* **WHAT YOU WILL DO**:
Repeat the material in full. Keep every line exactly as it is.

* **EXERCISE MATERIAL**:
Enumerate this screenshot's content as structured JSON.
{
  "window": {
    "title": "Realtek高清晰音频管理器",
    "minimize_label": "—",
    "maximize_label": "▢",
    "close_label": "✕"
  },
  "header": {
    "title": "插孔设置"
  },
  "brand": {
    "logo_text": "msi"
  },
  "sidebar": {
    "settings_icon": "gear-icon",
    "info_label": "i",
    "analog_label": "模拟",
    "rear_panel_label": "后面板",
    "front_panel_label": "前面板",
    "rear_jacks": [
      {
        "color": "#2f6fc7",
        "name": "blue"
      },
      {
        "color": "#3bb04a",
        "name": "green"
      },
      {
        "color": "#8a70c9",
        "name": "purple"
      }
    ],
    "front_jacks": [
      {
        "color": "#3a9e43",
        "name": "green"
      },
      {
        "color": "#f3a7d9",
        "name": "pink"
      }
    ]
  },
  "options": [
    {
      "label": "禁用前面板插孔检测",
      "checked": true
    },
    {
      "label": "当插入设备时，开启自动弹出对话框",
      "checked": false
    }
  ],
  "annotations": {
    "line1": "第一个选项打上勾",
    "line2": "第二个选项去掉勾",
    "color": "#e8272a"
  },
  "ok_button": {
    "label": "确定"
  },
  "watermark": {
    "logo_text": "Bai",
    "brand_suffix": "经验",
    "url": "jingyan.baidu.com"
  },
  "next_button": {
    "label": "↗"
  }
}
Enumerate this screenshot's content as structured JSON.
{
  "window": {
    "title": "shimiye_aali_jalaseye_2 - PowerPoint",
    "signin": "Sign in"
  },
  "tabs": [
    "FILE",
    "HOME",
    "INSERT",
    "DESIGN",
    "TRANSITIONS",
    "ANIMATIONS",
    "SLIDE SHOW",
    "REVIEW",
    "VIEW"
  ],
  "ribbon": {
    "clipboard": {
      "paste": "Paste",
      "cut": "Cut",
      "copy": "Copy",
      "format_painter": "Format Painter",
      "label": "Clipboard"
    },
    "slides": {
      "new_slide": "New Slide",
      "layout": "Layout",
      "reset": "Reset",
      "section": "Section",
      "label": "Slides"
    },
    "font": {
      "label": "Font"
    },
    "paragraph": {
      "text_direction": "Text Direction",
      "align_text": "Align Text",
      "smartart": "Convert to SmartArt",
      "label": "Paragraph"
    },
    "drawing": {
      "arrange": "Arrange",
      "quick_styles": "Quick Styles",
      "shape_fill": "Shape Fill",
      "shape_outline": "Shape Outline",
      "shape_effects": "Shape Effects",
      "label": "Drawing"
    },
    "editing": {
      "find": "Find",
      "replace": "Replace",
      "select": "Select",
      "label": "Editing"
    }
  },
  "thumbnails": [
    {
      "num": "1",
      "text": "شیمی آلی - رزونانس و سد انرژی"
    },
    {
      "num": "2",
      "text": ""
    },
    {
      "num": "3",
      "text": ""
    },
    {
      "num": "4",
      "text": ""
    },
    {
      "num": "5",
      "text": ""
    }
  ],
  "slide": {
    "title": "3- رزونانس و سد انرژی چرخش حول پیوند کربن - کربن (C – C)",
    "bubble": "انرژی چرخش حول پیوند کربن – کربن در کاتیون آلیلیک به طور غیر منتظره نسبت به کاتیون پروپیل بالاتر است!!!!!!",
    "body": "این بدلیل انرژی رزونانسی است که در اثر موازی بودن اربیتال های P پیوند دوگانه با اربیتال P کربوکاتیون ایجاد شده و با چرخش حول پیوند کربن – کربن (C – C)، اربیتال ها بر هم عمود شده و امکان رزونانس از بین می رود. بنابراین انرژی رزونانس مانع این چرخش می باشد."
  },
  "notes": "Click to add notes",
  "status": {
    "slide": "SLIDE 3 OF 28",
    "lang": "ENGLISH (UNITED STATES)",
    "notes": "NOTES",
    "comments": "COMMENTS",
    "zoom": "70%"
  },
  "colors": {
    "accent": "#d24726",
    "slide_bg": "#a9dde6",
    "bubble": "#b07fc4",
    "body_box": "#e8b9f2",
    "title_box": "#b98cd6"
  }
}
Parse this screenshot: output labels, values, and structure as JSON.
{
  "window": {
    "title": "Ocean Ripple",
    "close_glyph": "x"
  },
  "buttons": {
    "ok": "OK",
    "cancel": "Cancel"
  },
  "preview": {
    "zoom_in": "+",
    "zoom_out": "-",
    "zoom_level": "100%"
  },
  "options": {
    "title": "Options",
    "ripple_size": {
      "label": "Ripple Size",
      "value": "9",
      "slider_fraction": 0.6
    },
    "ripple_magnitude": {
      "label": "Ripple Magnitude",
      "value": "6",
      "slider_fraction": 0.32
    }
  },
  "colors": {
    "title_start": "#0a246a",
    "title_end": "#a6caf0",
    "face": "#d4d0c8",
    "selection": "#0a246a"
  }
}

* **CORRECT OUTPUT**:
Enumerate this screenshot's content as structured JSON.
{
  "window": {
    "title": "Realtek高清晰音频管理器",
    "minimize_label": "—",
    "maximize_label": "▢",
    "close_label": "✕"
  },
  "header": {
    "title": "插孔设置"
  },
  "brand": {
    "logo_text": "msi"
  },
  "sidebar": {
    "settings_icon": "gear-icon",
    "info_label": "i",
    "analog_label": "模拟",
    "rear_panel_label": "后面板",
    "front_panel_label": "前面板",
    "rear_jacks": [
      {
        "color": "#2f6fc7",
        "name": "blue"
      },
      {
        "color": "#3bb04a",
        "name": "green"
      },
      {
        "color": "#8a70c9",
        "name": "purple"
      }
    ],
    "front_jacks": [
      {
        "color": "#3a9e43",
        "name": "green"
      },
      {
        "color": "#f3a7d9",
        "name": "pink"
      }
    ]
  },
  "options": [
    {
      "label": "禁用前面板插孔检测",
      "checked": true
    },
    {
      "label": "当插入设备时，开启自动弹出对话框",
      "checked": false
    }
  ],
  "annotations": {
    "line1": "第一个选项打上勾",
    "line2": "第二个选项去掉勾",
    "color": "#e8272a"
  },
  "ok_button": {
    "label": "确定"
  },
  "watermark": {
    "logo_text": "Bai",
    "brand_suffix": "经验",
    "url": "jingyan.baidu.com"
  },
  "next_button": {
    "label": "↗"
  }
}
Enumerate this screenshot's content as structured JSON.
{
  "window": {
    "title": "shimiye_aali_jalaseye_2 - PowerPoint",
    "signin": "Sign in"
  },
  "tabs": [
    "FILE",
    "HOME",
    "INSERT",
    "DESIGN",
    "TRANSITIONS",
    "ANIMATIONS",
    "SLIDE SHOW",
    "REVIEW",
    "VIEW"
  ],
  "ribbon": {
    "clipboard": {
      "paste": "Paste",
      "cut": "Cut",
      "copy": "Copy",
      "format_painter": "Format Painter",
      "label": "Clipboard"
    },
    "slides": {
      "new_slide": "New Slide",
      "layout": "Layout",
      "reset": "Reset",
      "section": "Section",
      "label": "Slides"
    },
    "font": {
      "label": "Font"
    },
    "paragraph": {
      "text_direction": "Text Direction",
      "align_text": "Align Text",
      "smartart": "Convert to SmartArt",
      "label": "Paragraph"
    },
    "drawing": {
      "arrange": "Arrange",
      "quick_styles": "Quick Styles",
      "shape_fill": "Shape Fill",
      "shape_outline": "Shape Outline",
      "shape_effects": "Shape Effects",
      "label": "Drawing"
    },
    "editing": {
      "find": "Find",
      "replace": "Replace",
      "select": "Select",
      "label": "Editing"
    }
  },
  "thumbnails": [
    {
      "num": "1",
      "text": "شیمی آلی - رزونانس و سد انرژی"
    },
    {
      "num": "2",
      "text": ""
    },
    {
      "num": "3",
      "text": ""
    },
    {
      "num": "4",
      "text": ""
    },
    {
      "num": "5",
      "text": ""
    }
  ],
  "slide": {
    "title": "3- رزونانس و سد انرژی چرخش حول پیوند کربن - کربن (C – C)",
    "bubble": "انرژی چرخش حول پیوند کربن – کربن در کاتیون آلیلیک به طور غیر منتظره نسبت به کاتیون پروپیل بالاتر است!!!!!!",
    "body": "این بدلیل انرژی رزونانسی است که در اثر موازی بودن اربیتال های P پیوند دوگانه با اربیتال P کربوکاتیون ایجاد شده و با چرخش حول پیوند کربن – کربن (C – C)، اربیتال ها بر هم عمود شده و امکان رزونانس از بین می رود. بنابراین انرژی رزونانس مانع این چرخش می باشد."
  },
  "notes": "Click to add notes",
  "status": {
    "slide": "SLIDE 3 OF 28",
    "lang": "ENGLISH (UNITED STATES)",
    "notes": "NOTES",
    "comments": "COMMENTS",
    "zoom": "70%"
  },
  "colors": {
    "accent": "#d24726",
    "slide_bg": "#a9dde6",
    "bubble": "#b07fc4",
    "body_box": "#e8b9f2",
    "title_box": "#b98cd6"
  }
}
Parse this screenshot: output labels, values, and structure as JSON.
{
  "window": {
    "title": "Ocean Ripple",
    "close_glyph": "x"
  },
  "buttons": {
    "ok": "OK",
    "cancel": "Cancel"
  },
  "preview": {
    "zoom_in": "+",
    "zoom_out": "-",
    "zoom_level": "100%"
  },
  "options": {
    "title": "Options",
    "ripple_size": {
      "label": "Ripple Size",
      "value": "9",
      "slider_fraction": 0.6
    },
    "ripple_magnitude": {
      "label": "Ripple Magnitude",
      "value": "6",
      "slider_fraction": 0.32
    }
  },
  "colors": {
    "title_start": "#0a246a",
    "title_end": "#a6caf0",
    "face": "#d4d0c8",
    "selection": "#0a246a"
  }
}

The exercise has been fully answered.